Zucchini

Zucchini (Cucurbita pepo), known as courgette in Britain, France, and much of the Commonwealth, is a summer squash picked and eaten while young and tender. Unlike winter squashes such as pumpkin or butternut — which are left to mature until their skins harden — zucchini is harvested immature, so its skin, flesh, and small seeds are all soft and completely edible. It is one of the most forgiving vegetables in the kitchen: mild, watery, quick to cook, and happy to soak up whatever flavors you cook it with.

Nutritionally, zucchini is a gentle, low-calorie, high-water vegetable rather than a nutrient powerhouse. It will not single-handedly transform your health, and it is honest to say the evidence for eating one specific vegetable is modest. But it is a genuinely useful food: filling for very few calories, a decent source of vitamin C, vitamin B6, and potassium, and a carrier of the eye-protective pigments lutein and zeaxanthin. This page explains what zucchini is, what it contains, where it fits in a balanced diet, and one uncommon but real safety point — the intensely bitter squash you should never eat.

→ What to work on
(1) Summarize the zucchini text in two sentences.
(2) In the zucchini text, which two winter squashes are given as examples?
The material after the text is separate from it.

→ Provided information
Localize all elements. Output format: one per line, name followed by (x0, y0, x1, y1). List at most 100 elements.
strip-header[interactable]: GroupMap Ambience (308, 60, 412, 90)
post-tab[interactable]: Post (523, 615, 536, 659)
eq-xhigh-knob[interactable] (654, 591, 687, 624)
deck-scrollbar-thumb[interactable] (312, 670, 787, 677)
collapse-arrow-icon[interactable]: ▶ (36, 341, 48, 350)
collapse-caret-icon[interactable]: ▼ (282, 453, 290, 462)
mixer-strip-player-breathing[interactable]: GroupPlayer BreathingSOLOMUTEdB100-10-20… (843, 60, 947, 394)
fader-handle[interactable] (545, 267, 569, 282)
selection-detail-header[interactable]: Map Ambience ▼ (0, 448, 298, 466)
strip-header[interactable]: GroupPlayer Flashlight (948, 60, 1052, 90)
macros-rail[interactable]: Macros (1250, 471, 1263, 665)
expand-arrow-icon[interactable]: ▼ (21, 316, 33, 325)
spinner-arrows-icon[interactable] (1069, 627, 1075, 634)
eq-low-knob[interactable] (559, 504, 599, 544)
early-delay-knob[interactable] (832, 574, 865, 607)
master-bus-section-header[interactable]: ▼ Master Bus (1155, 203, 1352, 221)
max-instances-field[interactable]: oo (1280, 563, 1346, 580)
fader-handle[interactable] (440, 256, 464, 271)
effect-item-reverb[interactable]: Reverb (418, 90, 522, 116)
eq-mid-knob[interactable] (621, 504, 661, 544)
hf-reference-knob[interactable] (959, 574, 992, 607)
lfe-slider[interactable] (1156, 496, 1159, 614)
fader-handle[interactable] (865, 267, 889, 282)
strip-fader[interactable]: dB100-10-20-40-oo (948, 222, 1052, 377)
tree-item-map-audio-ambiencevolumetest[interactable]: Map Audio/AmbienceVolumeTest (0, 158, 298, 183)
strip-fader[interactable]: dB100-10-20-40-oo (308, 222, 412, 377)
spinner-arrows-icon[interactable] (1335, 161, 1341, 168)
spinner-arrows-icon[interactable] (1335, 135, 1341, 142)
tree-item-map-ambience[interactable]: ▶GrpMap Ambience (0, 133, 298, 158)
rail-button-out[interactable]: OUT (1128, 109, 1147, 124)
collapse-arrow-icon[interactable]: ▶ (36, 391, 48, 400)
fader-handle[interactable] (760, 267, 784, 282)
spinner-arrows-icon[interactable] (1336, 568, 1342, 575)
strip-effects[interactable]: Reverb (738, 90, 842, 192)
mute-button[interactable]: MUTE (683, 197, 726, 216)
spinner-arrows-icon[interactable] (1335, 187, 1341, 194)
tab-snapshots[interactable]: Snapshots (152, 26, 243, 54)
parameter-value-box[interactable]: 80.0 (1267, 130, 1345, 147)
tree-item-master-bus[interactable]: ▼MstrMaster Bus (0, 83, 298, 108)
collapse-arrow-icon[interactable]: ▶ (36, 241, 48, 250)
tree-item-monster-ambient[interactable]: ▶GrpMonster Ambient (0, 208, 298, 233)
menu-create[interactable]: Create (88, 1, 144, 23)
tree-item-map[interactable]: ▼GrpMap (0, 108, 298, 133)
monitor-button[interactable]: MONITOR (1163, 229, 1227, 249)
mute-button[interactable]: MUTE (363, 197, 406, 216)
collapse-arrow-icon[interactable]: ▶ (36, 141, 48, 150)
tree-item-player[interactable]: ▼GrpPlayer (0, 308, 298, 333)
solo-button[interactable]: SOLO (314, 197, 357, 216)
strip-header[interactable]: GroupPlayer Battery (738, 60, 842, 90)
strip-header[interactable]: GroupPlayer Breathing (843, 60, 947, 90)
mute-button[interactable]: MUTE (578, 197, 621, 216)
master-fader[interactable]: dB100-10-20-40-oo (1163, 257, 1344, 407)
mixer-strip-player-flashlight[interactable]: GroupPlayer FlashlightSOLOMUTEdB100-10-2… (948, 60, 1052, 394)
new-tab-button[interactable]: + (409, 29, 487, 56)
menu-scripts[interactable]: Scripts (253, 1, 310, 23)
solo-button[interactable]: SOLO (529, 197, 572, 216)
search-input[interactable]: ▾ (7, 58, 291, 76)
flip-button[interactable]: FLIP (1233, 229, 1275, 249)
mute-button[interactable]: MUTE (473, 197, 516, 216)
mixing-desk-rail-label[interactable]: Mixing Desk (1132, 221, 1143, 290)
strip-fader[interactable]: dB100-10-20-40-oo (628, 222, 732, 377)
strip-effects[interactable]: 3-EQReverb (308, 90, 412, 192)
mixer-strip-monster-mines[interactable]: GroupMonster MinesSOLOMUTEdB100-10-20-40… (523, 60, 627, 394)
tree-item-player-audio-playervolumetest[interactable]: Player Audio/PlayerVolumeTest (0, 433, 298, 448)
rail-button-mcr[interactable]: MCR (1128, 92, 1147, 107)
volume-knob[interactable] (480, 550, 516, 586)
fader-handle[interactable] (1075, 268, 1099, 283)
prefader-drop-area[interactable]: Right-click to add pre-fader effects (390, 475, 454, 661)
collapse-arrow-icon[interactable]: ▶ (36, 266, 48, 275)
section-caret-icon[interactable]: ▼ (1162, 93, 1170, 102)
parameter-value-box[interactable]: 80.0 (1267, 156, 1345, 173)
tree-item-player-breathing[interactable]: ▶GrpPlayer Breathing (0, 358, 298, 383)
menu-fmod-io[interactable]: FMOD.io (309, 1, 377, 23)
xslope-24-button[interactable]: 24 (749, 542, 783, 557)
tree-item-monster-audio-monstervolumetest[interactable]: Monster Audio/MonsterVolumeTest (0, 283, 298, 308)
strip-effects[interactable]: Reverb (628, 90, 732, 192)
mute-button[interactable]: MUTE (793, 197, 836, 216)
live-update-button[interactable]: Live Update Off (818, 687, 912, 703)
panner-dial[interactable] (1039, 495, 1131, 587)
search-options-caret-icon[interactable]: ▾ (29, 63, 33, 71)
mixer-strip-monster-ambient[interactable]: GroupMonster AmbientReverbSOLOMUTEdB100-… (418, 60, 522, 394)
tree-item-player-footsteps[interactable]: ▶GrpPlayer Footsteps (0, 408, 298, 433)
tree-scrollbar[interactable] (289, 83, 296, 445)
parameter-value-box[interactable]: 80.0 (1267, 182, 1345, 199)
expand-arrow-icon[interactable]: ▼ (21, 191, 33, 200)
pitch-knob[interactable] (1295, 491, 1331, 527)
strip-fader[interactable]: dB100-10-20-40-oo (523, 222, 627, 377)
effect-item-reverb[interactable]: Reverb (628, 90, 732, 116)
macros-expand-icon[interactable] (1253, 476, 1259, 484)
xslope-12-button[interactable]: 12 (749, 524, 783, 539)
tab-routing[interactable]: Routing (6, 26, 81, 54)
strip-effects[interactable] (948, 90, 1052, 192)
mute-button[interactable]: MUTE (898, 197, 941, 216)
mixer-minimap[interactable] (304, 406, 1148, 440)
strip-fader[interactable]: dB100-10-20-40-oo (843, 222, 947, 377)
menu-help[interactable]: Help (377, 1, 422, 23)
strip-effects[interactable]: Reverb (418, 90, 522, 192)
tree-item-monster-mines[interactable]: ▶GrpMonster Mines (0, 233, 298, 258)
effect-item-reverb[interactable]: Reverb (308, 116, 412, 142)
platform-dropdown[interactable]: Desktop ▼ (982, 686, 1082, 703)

→ Answers provided
(1) Zucchini (Cucurbita pepo), called courgette in Britain, France, and much of the Commonwealth, is a summer squash harvested while young, so its skin, flesh, and small seeds are soft and fully edible. It is a low-calorie, high-water vegetable rather than a nutrient powerhouse, but it is a decent source of vitamin C, vitamin B6, and potassium and carries the pigments lutein and zeaxanthin.

(2) Pumpkin and butternut.